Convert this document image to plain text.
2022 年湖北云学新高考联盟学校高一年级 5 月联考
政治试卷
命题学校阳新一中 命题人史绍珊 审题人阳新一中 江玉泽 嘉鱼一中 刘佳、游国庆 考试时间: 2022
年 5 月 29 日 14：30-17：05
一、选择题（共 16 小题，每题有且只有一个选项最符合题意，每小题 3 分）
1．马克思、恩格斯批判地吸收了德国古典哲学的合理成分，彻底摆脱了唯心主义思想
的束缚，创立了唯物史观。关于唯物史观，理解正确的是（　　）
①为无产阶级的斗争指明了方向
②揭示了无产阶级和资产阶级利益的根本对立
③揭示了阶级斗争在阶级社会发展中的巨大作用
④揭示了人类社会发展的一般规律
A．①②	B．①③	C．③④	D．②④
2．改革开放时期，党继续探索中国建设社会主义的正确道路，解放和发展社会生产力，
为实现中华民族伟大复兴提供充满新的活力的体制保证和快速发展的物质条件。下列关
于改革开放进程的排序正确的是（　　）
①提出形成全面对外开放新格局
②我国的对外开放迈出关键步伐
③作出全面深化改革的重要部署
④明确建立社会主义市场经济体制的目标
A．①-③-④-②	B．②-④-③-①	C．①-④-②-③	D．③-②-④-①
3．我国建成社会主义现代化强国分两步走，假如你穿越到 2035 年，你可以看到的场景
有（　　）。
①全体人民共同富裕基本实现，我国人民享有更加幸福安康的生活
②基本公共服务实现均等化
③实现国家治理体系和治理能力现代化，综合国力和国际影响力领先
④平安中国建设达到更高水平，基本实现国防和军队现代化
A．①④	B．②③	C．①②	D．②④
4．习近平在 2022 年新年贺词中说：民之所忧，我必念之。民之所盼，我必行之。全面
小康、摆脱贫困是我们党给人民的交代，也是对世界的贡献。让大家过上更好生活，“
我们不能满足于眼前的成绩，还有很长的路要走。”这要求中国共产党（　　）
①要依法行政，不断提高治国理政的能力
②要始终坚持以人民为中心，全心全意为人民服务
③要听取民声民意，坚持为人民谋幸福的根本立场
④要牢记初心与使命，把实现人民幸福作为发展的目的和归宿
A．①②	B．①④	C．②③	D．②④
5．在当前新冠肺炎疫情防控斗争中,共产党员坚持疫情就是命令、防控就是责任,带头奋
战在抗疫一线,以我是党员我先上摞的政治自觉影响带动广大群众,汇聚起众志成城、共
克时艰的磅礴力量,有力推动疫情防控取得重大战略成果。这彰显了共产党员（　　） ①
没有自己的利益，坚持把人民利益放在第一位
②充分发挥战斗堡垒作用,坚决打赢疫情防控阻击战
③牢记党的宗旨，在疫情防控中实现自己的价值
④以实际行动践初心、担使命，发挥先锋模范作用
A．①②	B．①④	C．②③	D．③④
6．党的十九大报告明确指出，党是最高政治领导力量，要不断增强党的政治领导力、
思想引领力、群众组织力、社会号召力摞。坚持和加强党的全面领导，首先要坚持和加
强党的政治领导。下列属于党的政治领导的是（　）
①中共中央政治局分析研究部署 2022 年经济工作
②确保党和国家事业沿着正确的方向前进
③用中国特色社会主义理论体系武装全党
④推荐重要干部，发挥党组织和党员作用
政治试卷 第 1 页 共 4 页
...
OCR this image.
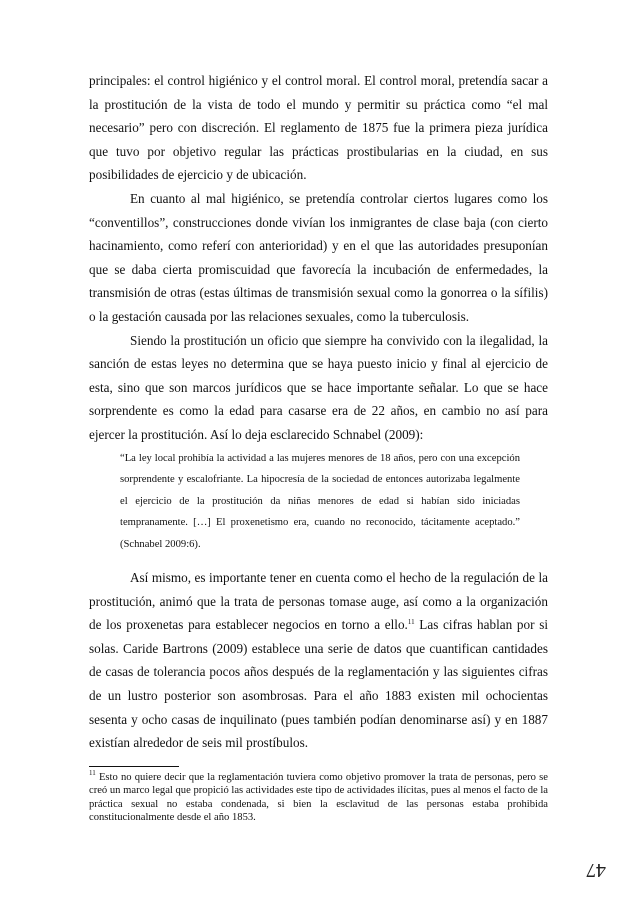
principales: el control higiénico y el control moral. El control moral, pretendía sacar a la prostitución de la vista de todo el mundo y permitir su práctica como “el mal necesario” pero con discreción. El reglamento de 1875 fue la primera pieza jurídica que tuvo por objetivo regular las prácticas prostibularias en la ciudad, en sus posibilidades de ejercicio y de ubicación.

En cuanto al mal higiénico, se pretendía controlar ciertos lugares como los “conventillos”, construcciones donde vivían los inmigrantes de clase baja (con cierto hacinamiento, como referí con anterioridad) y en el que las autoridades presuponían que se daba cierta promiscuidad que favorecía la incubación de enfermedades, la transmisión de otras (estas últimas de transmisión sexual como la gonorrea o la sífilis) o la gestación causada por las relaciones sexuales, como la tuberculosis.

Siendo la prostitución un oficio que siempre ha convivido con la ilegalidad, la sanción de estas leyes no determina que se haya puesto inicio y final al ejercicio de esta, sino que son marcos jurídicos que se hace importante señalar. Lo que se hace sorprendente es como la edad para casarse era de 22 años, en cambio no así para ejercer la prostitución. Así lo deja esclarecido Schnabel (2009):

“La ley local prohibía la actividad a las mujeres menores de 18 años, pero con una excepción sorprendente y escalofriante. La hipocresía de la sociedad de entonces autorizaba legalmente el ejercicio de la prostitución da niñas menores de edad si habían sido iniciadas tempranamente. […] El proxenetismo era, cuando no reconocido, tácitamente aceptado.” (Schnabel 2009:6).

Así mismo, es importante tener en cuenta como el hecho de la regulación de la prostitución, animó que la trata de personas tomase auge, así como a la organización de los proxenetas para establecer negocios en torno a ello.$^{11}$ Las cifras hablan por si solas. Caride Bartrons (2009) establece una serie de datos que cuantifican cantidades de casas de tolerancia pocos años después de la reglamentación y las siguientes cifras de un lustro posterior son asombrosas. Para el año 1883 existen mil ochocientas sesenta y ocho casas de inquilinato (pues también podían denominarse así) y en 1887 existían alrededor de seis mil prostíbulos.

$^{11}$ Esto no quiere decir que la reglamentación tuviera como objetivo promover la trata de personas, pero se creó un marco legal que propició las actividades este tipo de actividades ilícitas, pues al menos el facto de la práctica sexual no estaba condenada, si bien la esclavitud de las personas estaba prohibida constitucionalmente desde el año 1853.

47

## TASK PROMPT
Take every line containing the word "objetivo" and copy it.

## RESPONSE FOR THIS EXERCISE
principales: el control higiénico y el control moral. El control moral, pretendía sacar a la prostitución de la vista de todo el mundo y permitir su práctica como “el mal necesario” pero con discreción. El reglamento de 1875 fue la primera pieza jurídica que tuvo por objetivo regular las prácticas prostibularias en la ciudad, en sus posibilidades de ejercicio y de ubicación.
$^{11}$ Esto no quiere decir que la reglamentación tuviera como objetivo promover la trata de personas, pero se creó un marco legal que propició las actividades este tipo de actividades ilícitas, pues al menos el facto de la práctica sexual no estaba condenada, si bien la esclavitud de las personas estaba prohibida constitucionalmente desde el año 1853.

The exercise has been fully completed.